== DATA SECTION
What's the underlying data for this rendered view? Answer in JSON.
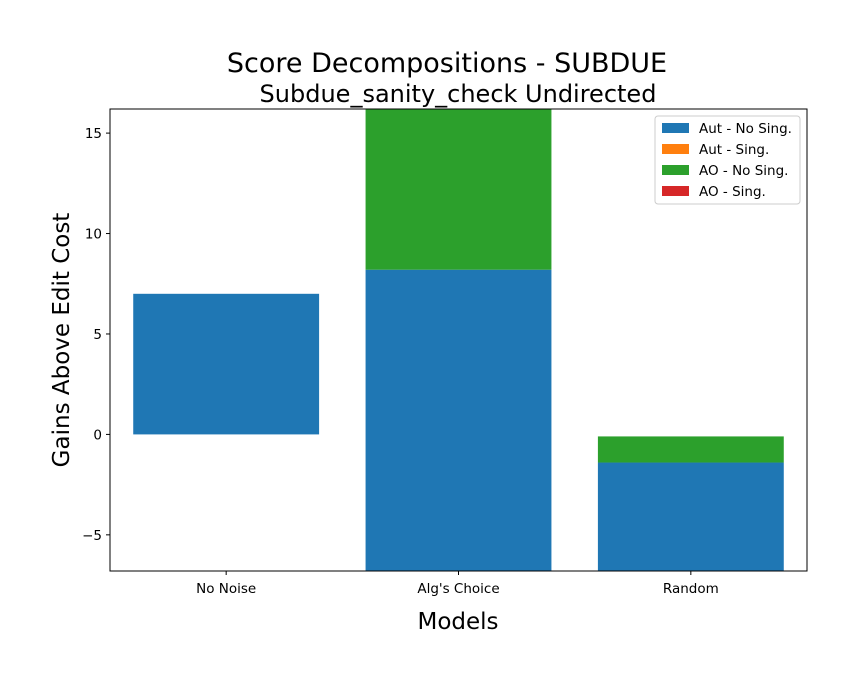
{
  "chart_data": {
    "type": "bar",
    "stacked": true,
    "title": "Score Decompositions - SUBDUE",
    "subtitle": "Subdue_sanity_check Undirected",
    "xlabel": "Models",
    "ylabel": "Gains Above Edit Cost",
    "categories": [
      "No Noise",
      "Alg's Choice",
      "Random"
    ],
    "ylim": [
      -6.8,
      16.2
    ],
    "yticks": [
      -5,
      0,
      5,
      10,
      15
    ],
    "ytick_labels": [
      "−5",
      "0",
      "5",
      "10",
      "15"
    ],
    "grid": false,
    "legend_position": "top-right",
    "series": [
      {
        "name": "Aut - No Sing.",
        "color": "#1f77b4",
        "bottoms": [
          0,
          -6.8,
          -6.8
        ],
        "tops": [
          7.0,
          8.2,
          -1.4
        ]
      },
      {
        "name": "Aut - Sing.",
        "color": "#ff7f0e",
        "bottoms": [
          0,
          0,
          0
        ],
        "tops": [
          0,
          0,
          0
        ]
      },
      {
        "name": "AO - No Sing.",
        "color": "#2ca02c",
        "bottoms": [
          7.0,
          8.2,
          -1.4
        ],
        "tops": [
          7.0,
          16.2,
          -0.1
        ]
      },
      {
        "name": "AO - Sing.",
        "color": "#d62728",
        "bottoms": [
          0,
          0,
          0
        ],
        "tops": [
          0,
          0,
          0
        ]
      }
    ]
  }
}
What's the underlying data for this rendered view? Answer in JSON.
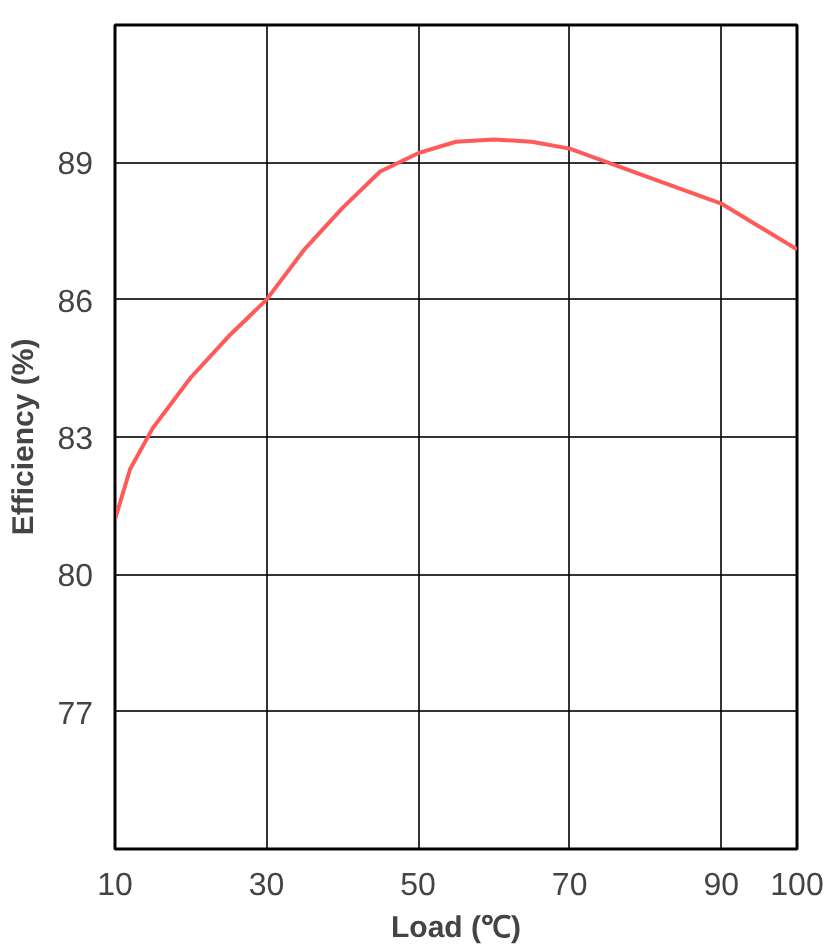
====
Pictures are to be left out; repeat all the remaining data exactly.

(SOLUTION TO THIS TASK)
What's the underlying data for this rendered view? Answer in JSON.
{
  "chart_data": {
    "type": "bar",
    "stacked": true,
    "title": "Score Decompositions - SUBDUE",
    "subtitle": "Subdue_sanity_check Undirected",
    "xlabel": "Models",
    "ylabel": "Gains Above Edit Cost",
    "categories": [
      "No Noise",
      "Alg's Choice",
      "Random"
    ],
    "ylim": [
      -6.8,
      16.2
    ],
    "yticks": [
      -5,
      0,
      5,
      10,
      15
    ],
    "ytick_labels": [
      "−5",
      "0",
      "5",
      "10",
      "15"
    ],
    "grid": false,
    "legend_position": "top-right",
    "series": [
      {
        "name": "Aut - No Sing.",
        "color": "#1f77b4",
        "bottoms": [
          0,
          -6.8,
          -6.8
        ],
        "tops": [
          7.0,
          8.2,
          -1.4
        ]
      },
      {
        "name": "Aut - Sing.",
        "color": "#ff7f0e",
        "bottoms": [
          0,
          0,
          0
        ],
        "tops": [
          0,
          0,
          0
        ]
      },
      {
        "name": "AO - No Sing.",
        "color": "#2ca02c",
        "bottoms": [
          7.0,
          8.2,
          -1.4
        ],
        "tops": [
          7.0,
          16.2,
          -0.1
        ]
      },
      {
        "name": "AO - Sing.",
        "color": "#d62728",
        "bottoms": [
          0,
          0,
          0
        ],
        "tops": [
          0,
          0,
          0
        ]
      }
    ]
  }
}
What's the underlying data for this rendered view? Answer in JSON.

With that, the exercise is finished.